REQUIRED TASK. Reproduce all of the data below without alteration; exclude every picture.

INPUT MATERIAL.
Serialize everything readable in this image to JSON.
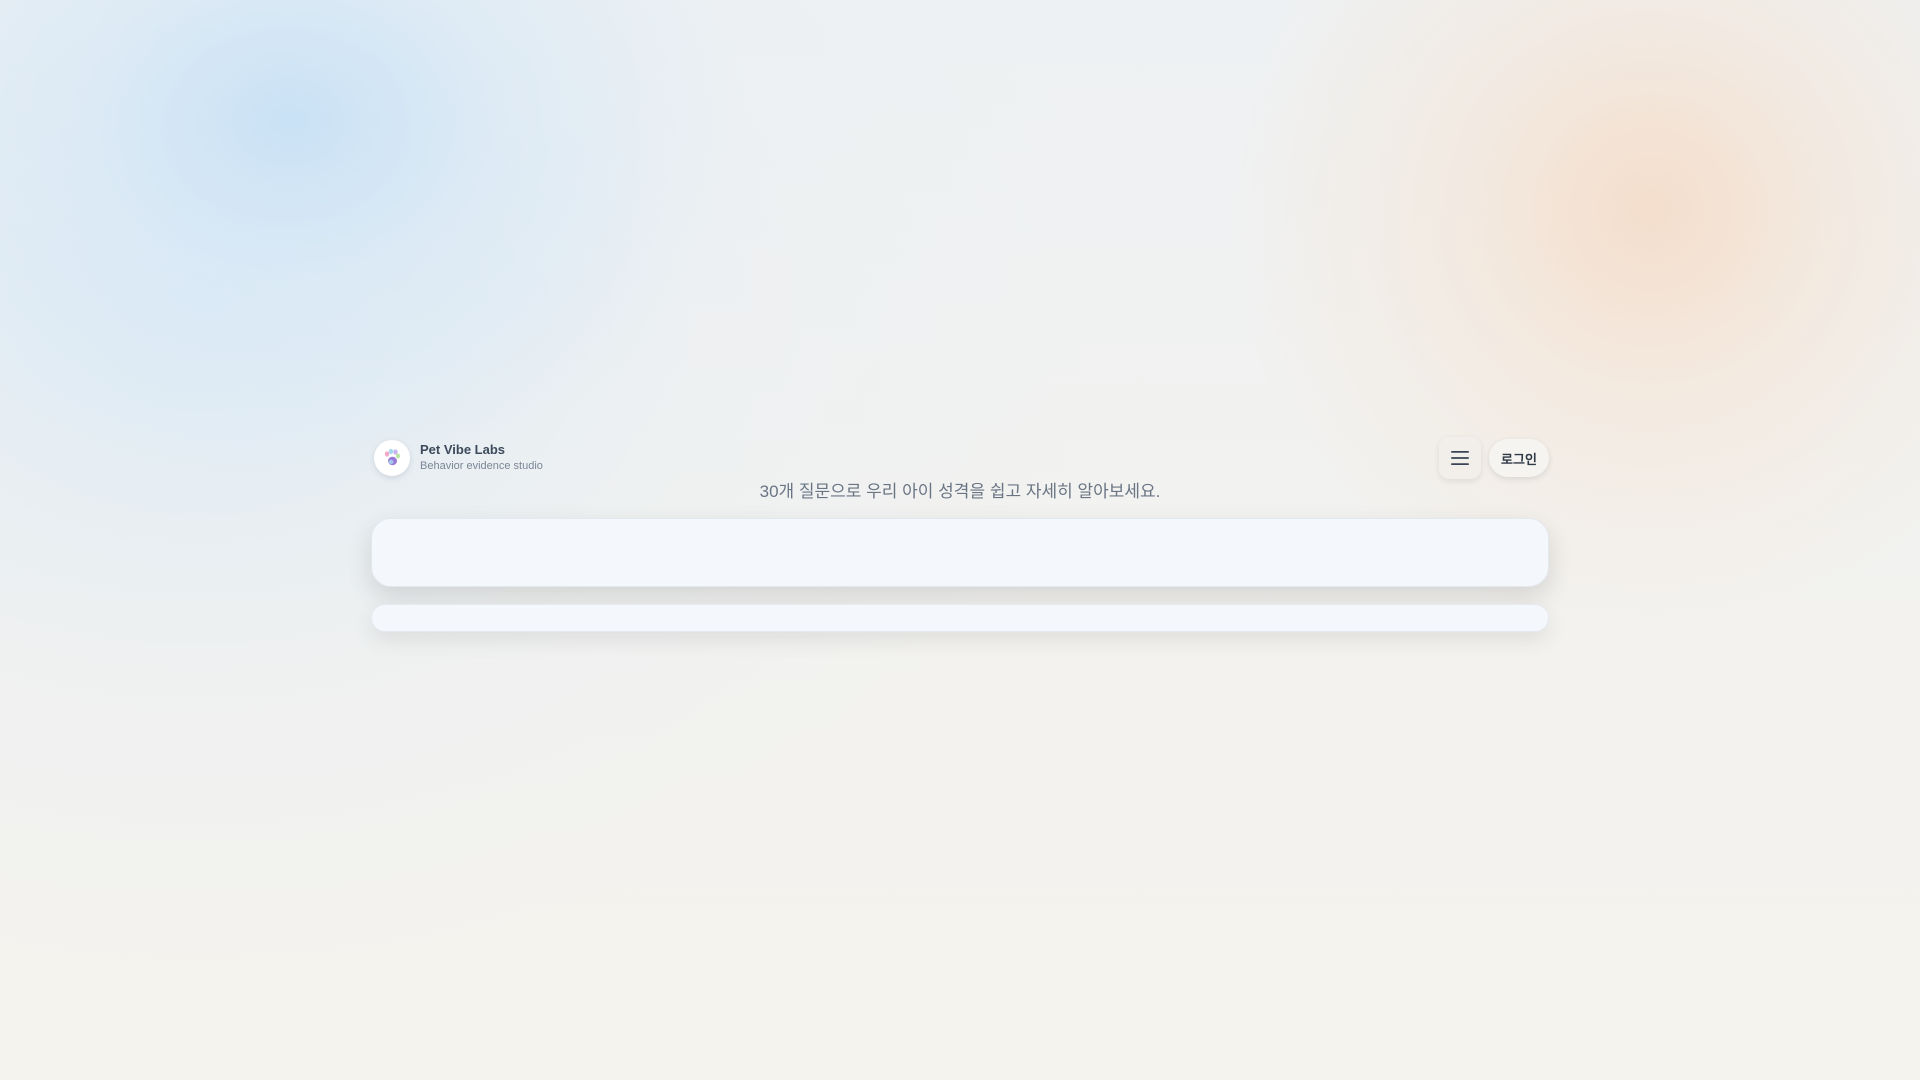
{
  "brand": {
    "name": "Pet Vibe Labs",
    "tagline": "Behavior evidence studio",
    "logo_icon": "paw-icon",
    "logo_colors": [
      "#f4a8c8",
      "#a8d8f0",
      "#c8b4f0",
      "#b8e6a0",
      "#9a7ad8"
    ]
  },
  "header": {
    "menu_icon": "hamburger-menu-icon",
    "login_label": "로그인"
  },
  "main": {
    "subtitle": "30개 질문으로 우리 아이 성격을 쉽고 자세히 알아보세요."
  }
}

THE OUTPUT.
Serialize everything readable in this image to JSON.
{
  "brand": {
    "name": "Pet Vibe Labs",
    "tagline": "Behavior evidence studio",
    "logo_icon": "paw-icon",
    "logo_colors": [
      "#f4a8c8",
      "#a8d8f0",
      "#c8b4f0",
      "#b8e6a0",
      "#9a7ad8"
    ]
  },
  "header": {
    "menu_icon": "hamburger-menu-icon",
    "login_label": "로그인"
  },
  "main": {
    "subtitle": "30개 질문으로 우리 아이 성격을 쉽고 자세히 알아보세요."
  }
}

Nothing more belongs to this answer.